>> START DATA FOR THIS TASK
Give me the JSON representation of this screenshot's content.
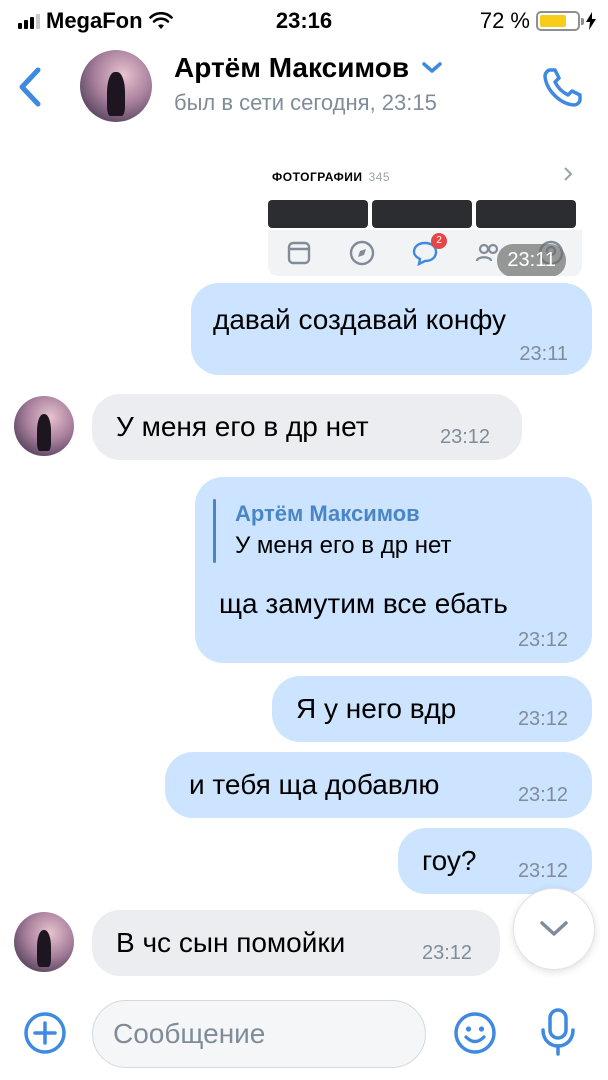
{
  "status_bar": {
    "carrier": "MegaFon",
    "time": "23:16",
    "battery": "72 %",
    "battery_level": 0.72
  },
  "header": {
    "name": "Артём Максимов",
    "status": "был в сети сегодня, 23:15",
    "back_icon": "chevron-left-icon",
    "call_icon": "phone-icon"
  },
  "attachment": {
    "title": "ФОТОГРАФИИ",
    "count": "345",
    "badge": "2",
    "time": "23:11"
  },
  "messages": [
    {
      "text": "давай создавай конфу",
      "time": "23:11",
      "direction": "out"
    },
    {
      "text": "У меня его в др нет",
      "time": "23:12",
      "direction": "in"
    },
    {
      "reply_name": "Артём Максимов",
      "reply_text": "У меня его в др нет",
      "text": "ща замутим все ебать",
      "time": "23:12",
      "direction": "out"
    },
    {
      "text": "Я у него вдр",
      "time": "23:12",
      "direction": "out"
    },
    {
      "text": "и тебя ща добавлю",
      "time": "23:12",
      "direction": "out"
    },
    {
      "text": "гоу?",
      "time": "23:12",
      "direction": "out"
    },
    {
      "text": "В чс сын помойки",
      "time": "23:12",
      "direction": "in"
    }
  ],
  "composer": {
    "placeholder": "Сообщение"
  },
  "colors": {
    "accent": "#3f8ae0",
    "outgoing_bubble": "#cce4ff",
    "incoming_bubble": "#ebedf0"
  }
}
>> END DATA FOR THIS TASK
* DIRECTIONS *
In your copy, repeat each record exactly and include no pictures.

* CORRECT RESPONSE *
Give me the JSON representation of this screenshot's content.
{
  "status_bar": {
    "carrier": "MegaFon",
    "time": "23:16",
    "battery": "72 %",
    "battery_level": 0.72
  },
  "header": {
    "name": "Артём Максимов",
    "status": "был в сети сегодня, 23:15",
    "back_icon": "chevron-left-icon",
    "call_icon": "phone-icon"
  },
  "attachment": {
    "title": "ФОТОГРАФИИ",
    "count": "345",
    "badge": "2",
    "time": "23:11"
  },
  "messages": [
    {
      "text": "давай создавай конфу",
      "time": "23:11",
      "direction": "out"
    },
    {
      "text": "У меня его в др нет",
      "time": "23:12",
      "direction": "in"
    },
    {
      "reply_name": "Артём Максимов",
      "reply_text": "У меня его в др нет",
      "text": "ща замутим все ебать",
      "time": "23:12",
      "direction": "out"
    },
    {
      "text": "Я у него вдр",
      "time": "23:12",
      "direction": "out"
    },
    {
      "text": "и тебя ща добавлю",
      "time": "23:12",
      "direction": "out"
    },
    {
      "text": "гоу?",
      "time": "23:12",
      "direction": "out"
    },
    {
      "text": "В чс сын помойки",
      "time": "23:12",
      "direction": "in"
    }
  ],
  "composer": {
    "placeholder": "Сообщение"
  },
  "colors": {
    "accent": "#3f8ae0",
    "outgoing_bubble": "#cce4ff",
    "incoming_bubble": "#ebedf0"
  }
}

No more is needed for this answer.